— START Text passage —
That part of the narration was correct, though the bulk of the documentary functioned as arrant anti-American pro-Hanoi nonsense to deceive the ignorant as to why everything had happened as it did.
And for evermore since, Pilger has posed as the man who uncovered the carnage when in fact for nearly four years he knew what all of us involved in one way or another had known except that he chose at the time to turn his head and look away. Pilger was in fact just about dead-last in screaming about the atrocities.

Perhaps, remembering his earlier pay-for-play services-rendered, Putin has given Pilger another substantial payday to defend his intervention inside Ukraine. Who knows?

Meanwhile, throughout the entire appalling Khmer Rouge regime, Chomsky had actively and loudly defended Pol Pot and his cohorts against all allegations of barbarity.
But when everything was finally out in the open and could no longer be hidden, Chomsky chose to defend his earlier position with a dismissive air-headed "We (who supported them) were right to be wrong."
Way outside anything I have any knowledge on, but it sounds about right, it fits the trend. I went thin on details in my posts to make them shorter and easier to follow.
— END Text passage —
**Task to complete**: From the passage on Pilger and Chomsky above, reproduce word for word the part that begins with "Meanwhile, throughout the" and ends with "allegations of barbarity.".
— START Records supplied —
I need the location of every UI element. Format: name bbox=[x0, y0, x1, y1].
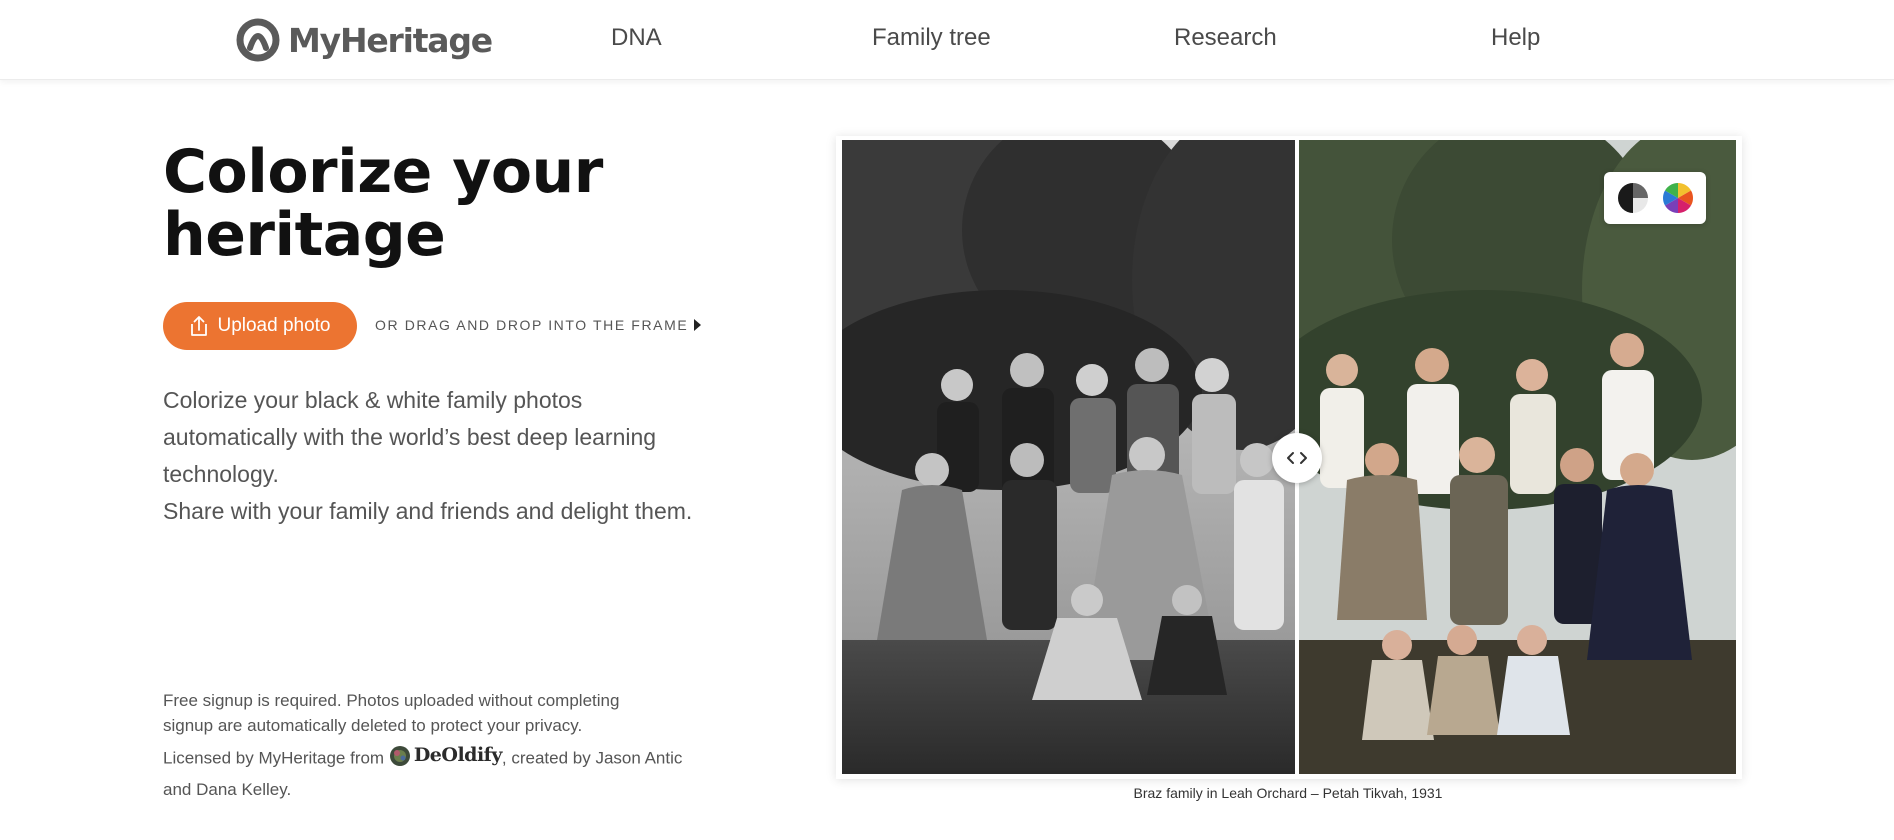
color-mode-toggle bbox=[1604, 172, 1706, 224]
description-line: Colorize your black & white family photo… bbox=[163, 387, 583, 413]
upload-photo-label: Upload photo bbox=[217, 315, 331, 336]
drag-drop-text: OR DRAG AND DROP INTO THE FRAME bbox=[375, 317, 689, 333]
nav-dna[interactable]: DNA bbox=[611, 24, 662, 52]
deoldify-logo-icon bbox=[389, 745, 410, 766]
nav-family-tree[interactable]: Family tree bbox=[872, 24, 991, 52]
deoldify-text: DeOldify bbox=[413, 744, 503, 766]
site-header: MyHeritage DNA Family tree Research Help bbox=[0, 0, 1894, 80]
deoldify-link[interactable]: DeOldify bbox=[389, 740, 502, 771]
license-prefix: Licensed by MyHeritage from bbox=[163, 748, 389, 768]
drag-drop-hint: OR DRAG AND DROP INTO THE FRAME bbox=[375, 317, 702, 333]
signup-note-line: Free signup is required. Photos uploaded… bbox=[163, 691, 620, 710]
signup-note-line: signup are automatically deleted to prot… bbox=[163, 716, 583, 735]
upload-photo-button[interactable]: Upload photo bbox=[163, 302, 357, 350]
license-line-2: and Dana Kelley. bbox=[163, 779, 292, 799]
arrow-right-icon bbox=[694, 319, 702, 331]
compare-slider-handle[interactable] bbox=[1272, 433, 1322, 483]
license-note: Licensed by MyHeritage from DeOldify, cr… bbox=[163, 740, 723, 805]
color-wheel-icon[interactable] bbox=[1661, 181, 1695, 215]
description-line: Share with your family and friends and d… bbox=[163, 498, 693, 524]
upload-icon bbox=[191, 316, 208, 336]
page-title: Colorize your heritage bbox=[163, 141, 723, 267]
page-title-line-2: heritage bbox=[163, 200, 446, 270]
photo-caption: Braz family in Leah Orchard – Petah Tikv… bbox=[1133, 785, 1443, 801]
description-line: technology. bbox=[163, 461, 279, 487]
black-and-white-icon[interactable] bbox=[1616, 181, 1650, 215]
myheritage-logo-icon bbox=[236, 18, 280, 62]
chevron-left-right-icon bbox=[1287, 452, 1307, 464]
description: Colorize your black & white family photo… bbox=[163, 382, 723, 530]
nav-help[interactable]: Help bbox=[1491, 24, 1540, 52]
logo-text: MyHeritage bbox=[288, 20, 493, 60]
license-suffix: , created by Jason Antic bbox=[501, 748, 683, 768]
description-line: automatically with the world’s best deep… bbox=[163, 424, 657, 450]
legal-notice: Free signup is required. Photos uploaded… bbox=[163, 688, 723, 805]
myheritage-logo[interactable]: MyHeritage bbox=[236, 18, 493, 62]
page-title-line-1: Colorize your bbox=[163, 137, 603, 207]
nav-research[interactable]: Research bbox=[1174, 24, 1277, 52]
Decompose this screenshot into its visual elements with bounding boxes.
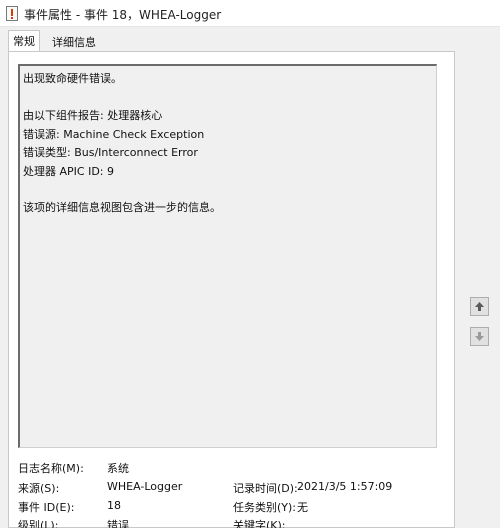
log-name-label: 日志名称(M): [18,462,84,475]
event-description[interactable]: 出现致命硬件错误。 由以下组件报告: 处理器核心 错误源: Machine Ch… [18,64,437,448]
level-value: 错误 [107,519,129,528]
logged-value: 2021/3/5 1:57:09 [297,480,393,493]
next-event-button[interactable] [470,327,489,346]
keywords-label: 关键字(K): [233,519,286,528]
event-id-value: 18 [107,499,121,512]
arrow-up-icon [475,302,484,311]
window-title: 事件属性 - 事件 18，WHEA-Logger [24,8,222,22]
task-category-label: 任务类别(Y): [233,501,297,514]
tab-strip: 常规 详细信息 [0,27,500,52]
title-bar: 事件属性 - 事件 18，WHEA-Logger [0,0,500,27]
description-line: 该项的详细信息视图包含进一步的信息。 [23,201,221,214]
description-line: 错误源: Machine Check Exception [23,128,205,141]
tab-general[interactable]: 常规 [8,30,40,52]
description-line: 出现致命硬件错误。 [23,72,122,85]
tab-details[interactable]: 详细信息 [48,32,100,52]
description-line: 错误类型: Bus/Interconnect Error [23,146,198,159]
description-line: 由以下组件报告: 处理器核心 [23,109,163,122]
event-id-label: 事件 ID(E): [18,501,75,514]
task-category-value: 无 [297,501,308,514]
logged-label: 记录时间(D): [233,482,298,495]
source-label: 来源(S): [18,482,60,495]
log-name-value: 系统 [107,462,129,475]
description-line: 处理器 APIC ID: 9 [23,165,114,178]
arrow-down-icon [475,332,484,341]
previous-event-button[interactable] [470,297,489,316]
level-label: 级别(L): [18,519,59,528]
source-value: WHEA-Logger [107,480,183,493]
event-log-icon [6,6,18,21]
— END Records supplied —
**Answer below**:
Meanwhile, throughout the entire appalling Khmer Rouge regime, Chomsky had actively and loudly defended Pol Pot and his cohorts against all allegations of barbarity.